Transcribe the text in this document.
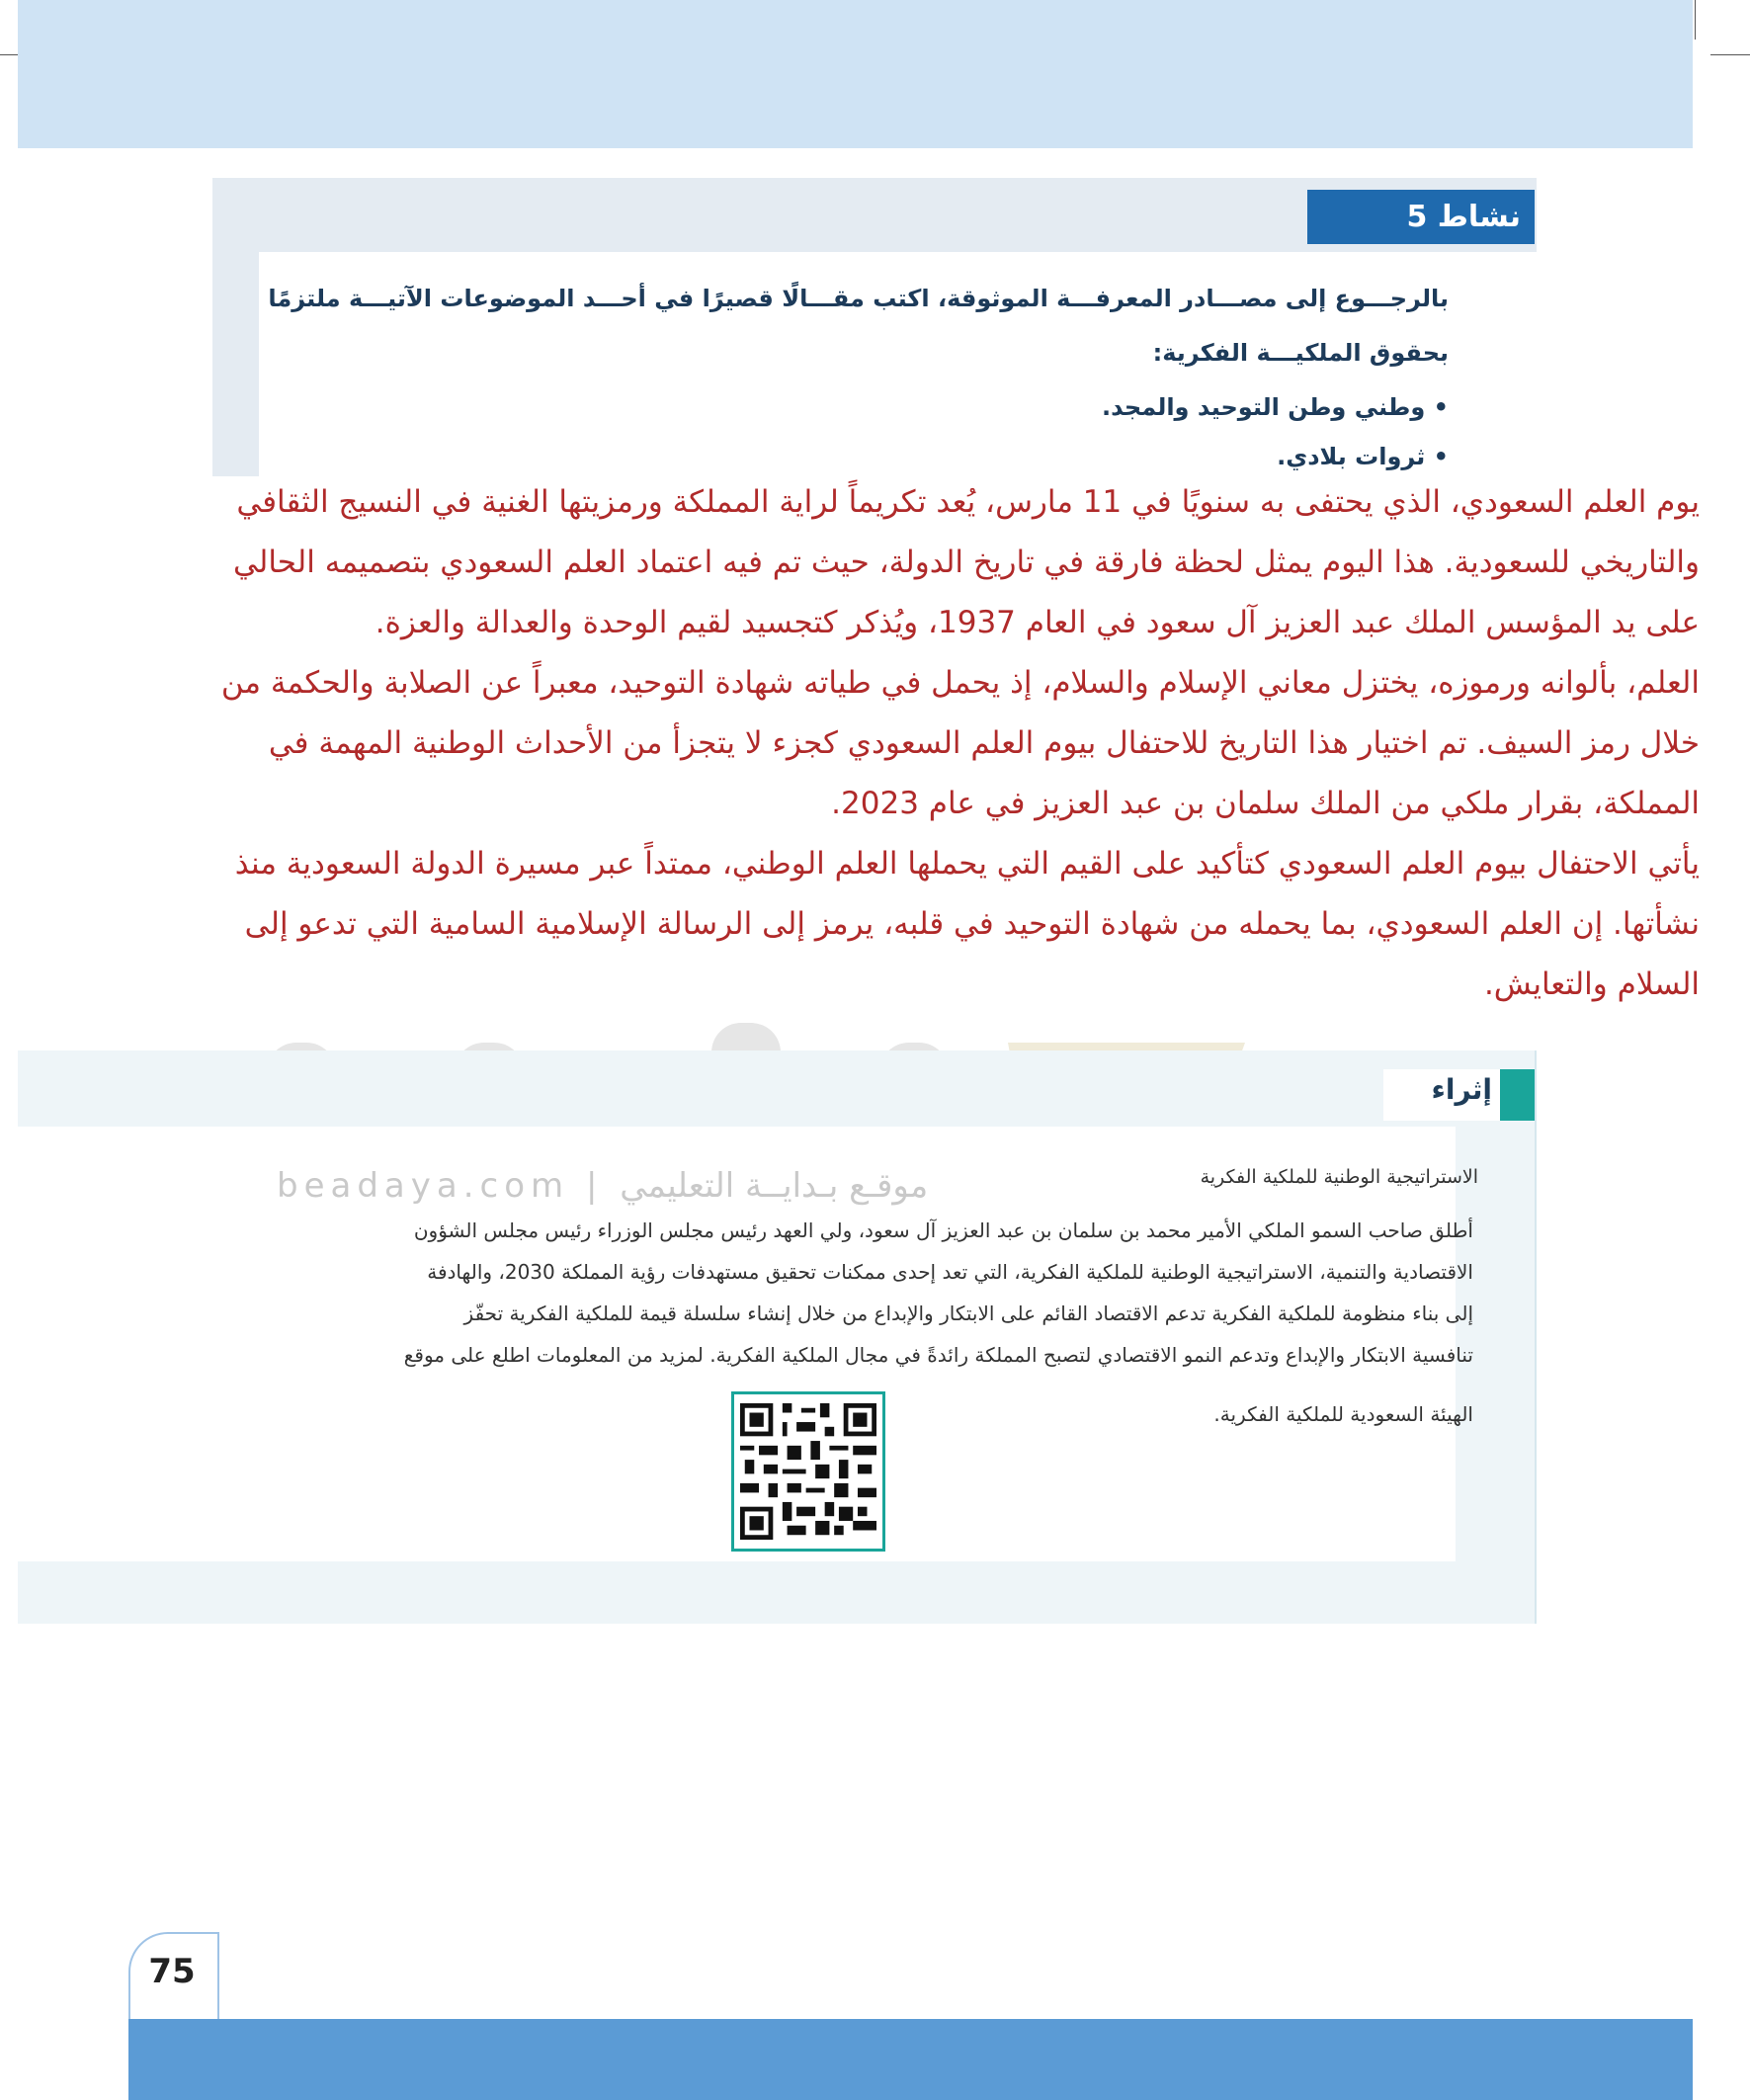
نشاط 5
بالرجـــوع إلى مصـــادر المعرفـــة الموثوقة، اكتب مقـــالًا قصيرًا في أحـــد الموضوعات الآتيـــة ملتزمًا
بحقوق الملكيـــة الفكرية:
• وطني وطن التوحيد والمجد.
• ثروات بلادي.
يوم العلم السعودي، الذي يحتفى به سنويًا في 11 مارس، يُعد تكريماً لراية المملكة ورمزيتها الغنية في النسيج الثقافي
والتاريخي للسعودية. هذا اليوم يمثل لحظة فارقة في تاريخ الدولة، حيث تم فيه اعتماد العلم السعودي بتصميمه الحالي
على يد المؤسس الملك عبد العزيز آل سعود في العام 1937، ويُذكر كتجسيد لقيم الوحدة والعدالة والعزة.
العلم، بألوانه ورموزه، يختزل معاني الإسلام والسلام، إذ يحمل في طياته شهادة التوحيد، معبراً عن الصلابة والحكمة من
خلال رمز السيف. تم اختيار هذا التاريخ للاحتفال بيوم العلم السعودي كجزء لا يتجزأ من الأحداث الوطنية المهمة في
المملكة، بقرار ملكي من الملك سلمان بن عبد العزيز في عام 2023.
يأتي الاحتفال بيوم العلم السعودي كتأكيد على القيم التي يحملها العلم الوطني، ممتداً عبر مسيرة الدولة السعودية منذ
نشأتها. إن العلم السعودي، بما يحمله من شهادة التوحيد في قلبه، يرمز إلى الرسالة الإسلامية السامية التي تدعو إلى
السلام والتعايش.
إثراء
beadaya.com | موقـع بـدايــة التعليمي	الاستراتيجية الوطنية للملكية الفكرية
أطلق صاحب السمو الملكي الأمير محمد بن سلمان بن عبد العزيز آل سعود، ولي العهد رئيس مجلس الوزراء رئيس مجلس الشؤون
الاقتصادية والتنمية، الاستراتيجية الوطنية للملكية الفكرية، التي تعد إحدى ممكنات تحقيق مستهدفات رؤية المملكة 2030، والهادفة
إلى بناء منظومة للملكية الفكرية تدعم الاقتصاد القائم على الابتكار والإبداع من خلال إنشاء سلسلة قيمة للملكية الفكرية تحفّز
تنافسية الابتكار والإبداع وتدعم النمو الاقتصادي لتصبح المملكة رائدةً في مجال الملكية الفكرية. لمزيد من المعلومات اطلع على موقع
الهيئة السعودية للملكية الفكرية.
75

SHORT TASK = Can you restate all the records above word for word while dropping the pictures?

RIGHT ANSWER =
Transcribe the text in this document.
نشاط 5
بالرجـــوع إلى مصـــادر المعرفـــة الموثوقة، اكتب مقـــالًا قصيرًا في أحـــد الموضوعات الآتيـــة ملتزمًا
بحقوق الملكيـــة الفكرية:
• وطني وطن التوحيد والمجد.
• ثروات بلادي.
يوم العلم السعودي، الذي يحتفى به سنويًا في 11 مارس، يُعد تكريماً لراية المملكة ورمزيتها الغنية في النسيج الثقافي
والتاريخي للسعودية. هذا اليوم يمثل لحظة فارقة في تاريخ الدولة، حيث تم فيه اعتماد العلم السعودي بتصميمه الحالي
على يد المؤسس الملك عبد العزيز آل سعود في العام 1937، ويُذكر كتجسيد لقيم الوحدة والعدالة والعزة.
العلم، بألوانه ورموزه، يختزل معاني الإسلام والسلام، إذ يحمل في طياته شهادة التوحيد، معبراً عن الصلابة والحكمة من
خلال رمز السيف. تم اختيار هذا التاريخ للاحتفال بيوم العلم السعودي كجزء لا يتجزأ من الأحداث الوطنية المهمة في
المملكة، بقرار ملكي من الملك سلمان بن عبد العزيز في عام 2023.
يأتي الاحتفال بيوم العلم السعودي كتأكيد على القيم التي يحملها العلم الوطني، ممتداً عبر مسيرة الدولة السعودية منذ
نشأتها. إن العلم السعودي، بما يحمله من شهادة التوحيد في قلبه، يرمز إلى الرسالة الإسلامية السامية التي تدعو إلى
السلام والتعايش.
إثراء
beadaya.com | موقـع بـدايــة التعليمي	الاستراتيجية الوطنية للملكية الفكرية
أطلق صاحب السمو الملكي الأمير محمد بن سلمان بن عبد العزيز آل سعود، ولي العهد رئيس مجلس الوزراء رئيس مجلس الشؤون
الاقتصادية والتنمية، الاستراتيجية الوطنية للملكية الفكرية، التي تعد إحدى ممكنات تحقيق مستهدفات رؤية المملكة 2030، والهادفة
إلى بناء منظومة للملكية الفكرية تدعم الاقتصاد القائم على الابتكار والإبداع من خلال إنشاء سلسلة قيمة للملكية الفكرية تحفّز
تنافسية الابتكار والإبداع وتدعم النمو الاقتصادي لتصبح المملكة رائدةً في مجال الملكية الفكرية. لمزيد من المعلومات اطلع على موقع
الهيئة السعودية للملكية الفكرية.
75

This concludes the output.